Exercise task:
Output the lines that follow exactly as they are.

Entries:
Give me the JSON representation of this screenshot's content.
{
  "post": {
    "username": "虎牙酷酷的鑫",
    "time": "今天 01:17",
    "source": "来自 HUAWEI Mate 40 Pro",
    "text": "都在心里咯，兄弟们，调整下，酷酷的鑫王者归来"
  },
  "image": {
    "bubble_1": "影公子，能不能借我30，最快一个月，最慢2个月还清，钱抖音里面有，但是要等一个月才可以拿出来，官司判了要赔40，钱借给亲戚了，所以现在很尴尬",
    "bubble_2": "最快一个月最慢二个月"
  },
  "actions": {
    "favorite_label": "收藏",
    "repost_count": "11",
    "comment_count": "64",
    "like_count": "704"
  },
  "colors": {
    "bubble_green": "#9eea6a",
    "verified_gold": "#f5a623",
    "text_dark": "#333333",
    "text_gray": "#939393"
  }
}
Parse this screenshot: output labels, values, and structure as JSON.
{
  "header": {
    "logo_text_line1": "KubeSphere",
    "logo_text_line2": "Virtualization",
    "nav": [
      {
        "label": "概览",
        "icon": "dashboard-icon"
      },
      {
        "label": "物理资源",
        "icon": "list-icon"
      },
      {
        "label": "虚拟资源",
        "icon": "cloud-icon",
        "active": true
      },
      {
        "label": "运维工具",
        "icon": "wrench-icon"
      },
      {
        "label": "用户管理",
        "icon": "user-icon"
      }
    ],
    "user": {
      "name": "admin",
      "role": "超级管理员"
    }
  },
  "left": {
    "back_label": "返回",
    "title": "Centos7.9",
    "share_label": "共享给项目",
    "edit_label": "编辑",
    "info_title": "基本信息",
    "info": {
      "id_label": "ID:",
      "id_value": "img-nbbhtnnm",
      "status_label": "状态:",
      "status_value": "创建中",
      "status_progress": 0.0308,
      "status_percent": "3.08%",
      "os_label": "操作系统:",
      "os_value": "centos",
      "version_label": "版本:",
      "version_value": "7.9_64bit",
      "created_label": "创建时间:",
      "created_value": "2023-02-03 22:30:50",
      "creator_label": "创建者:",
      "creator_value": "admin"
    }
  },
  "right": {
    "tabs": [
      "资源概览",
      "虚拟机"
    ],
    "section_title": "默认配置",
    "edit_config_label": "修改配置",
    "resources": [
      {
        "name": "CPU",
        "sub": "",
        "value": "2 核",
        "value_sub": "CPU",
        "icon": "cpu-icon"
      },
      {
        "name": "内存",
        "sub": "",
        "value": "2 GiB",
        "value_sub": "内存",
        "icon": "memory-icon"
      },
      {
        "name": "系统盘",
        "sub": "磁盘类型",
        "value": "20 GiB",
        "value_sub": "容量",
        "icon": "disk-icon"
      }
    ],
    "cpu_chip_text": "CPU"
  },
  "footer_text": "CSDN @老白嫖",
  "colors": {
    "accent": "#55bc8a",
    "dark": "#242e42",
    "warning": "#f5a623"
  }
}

Exercise answer:
Give me the JSON representation of this screenshot's content.
{
  "post": {
    "username": "虎牙酷酷的鑫",
    "time": "今天 01:17",
    "source": "来自 HUAWEI Mate 40 Pro",
    "text": "都在心里咯，兄弟们，调整下，酷酷的鑫王者归来"
  },
  "image": {
    "bubble_1": "影公子，能不能借我30，最快一个月，最慢2个月还清，钱抖音里面有，但是要等一个月才可以拿出来，官司判了要赔40，钱借给亲戚了，所以现在很尴尬",
    "bubble_2": "最快一个月最慢二个月"
  },
  "actions": {
    "favorite_label": "收藏",
    "repost_count": "11",
    "comment_count": "64",
    "like_count": "704"
  },
  "colors": {
    "bubble_green": "#9eea6a",
    "verified_gold": "#f5a623",
    "text_dark": "#333333",
    "text_gray": "#939393"
  }
}
Parse this screenshot: output labels, values, and structure as JSON.
{
  "header": {
    "logo_text_line1": "KubeSphere",
    "logo_text_line2": "Virtualization",
    "nav": [
      {
        "label": "概览",
        "icon": "dashboard-icon"
      },
      {
        "label": "物理资源",
        "icon": "list-icon"
      },
      {
        "label": "虚拟资源",
        "icon": "cloud-icon",
        "active": true
      },
      {
        "label": "运维工具",
        "icon": "wrench-icon"
      },
      {
        "label": "用户管理",
        "icon": "user-icon"
      }
    ],
    "user": {
      "name": "admin",
      "role": "超级管理员"
    }
  },
  "left": {
    "back_label": "返回",
    "title": "Centos7.9",
    "share_label": "共享给项目",
    "edit_label": "编辑",
    "info_title": "基本信息",
    "info": {
      "id_label": "ID:",
      "id_value": "img-nbbhtnnm",
      "status_label": "状态:",
      "status_value": "创建中",
      "status_progress": 0.0308,
      "status_percent": "3.08%",
      "os_label": "操作系统:",
      "os_value": "centos",
      "version_label": "版本:",
      "version_value": "7.9_64bit",
      "created_label": "创建时间:",
      "created_value": "2023-02-03 22:30:50",
      "creator_label": "创建者:",
      "creator_value": "admin"
    }
  },
  "right": {
    "tabs": [
      "资源概览",
      "虚拟机"
    ],
    "section_title": "默认配置",
    "edit_config_label": "修改配置",
    "resources": [
      {
        "name": "CPU",
        "sub": "",
        "value": "2 核",
        "value_sub": "CPU",
        "icon": "cpu-icon"
      },
      {
        "name": "内存",
        "sub": "",
        "value": "2 GiB",
        "value_sub": "内存",
        "icon": "memory-icon"
      },
      {
        "name": "系统盘",
        "sub": "磁盘类型",
        "value": "20 GiB",
        "value_sub": "容量",
        "icon": "disk-icon"
      }
    ],
    "cpu_chip_text": "CPU"
  },
  "footer_text": "CSDN @老白嫖",
  "colors": {
    "accent": "#55bc8a",
    "dark": "#242e42",
    "warning": "#f5a623"
  }
}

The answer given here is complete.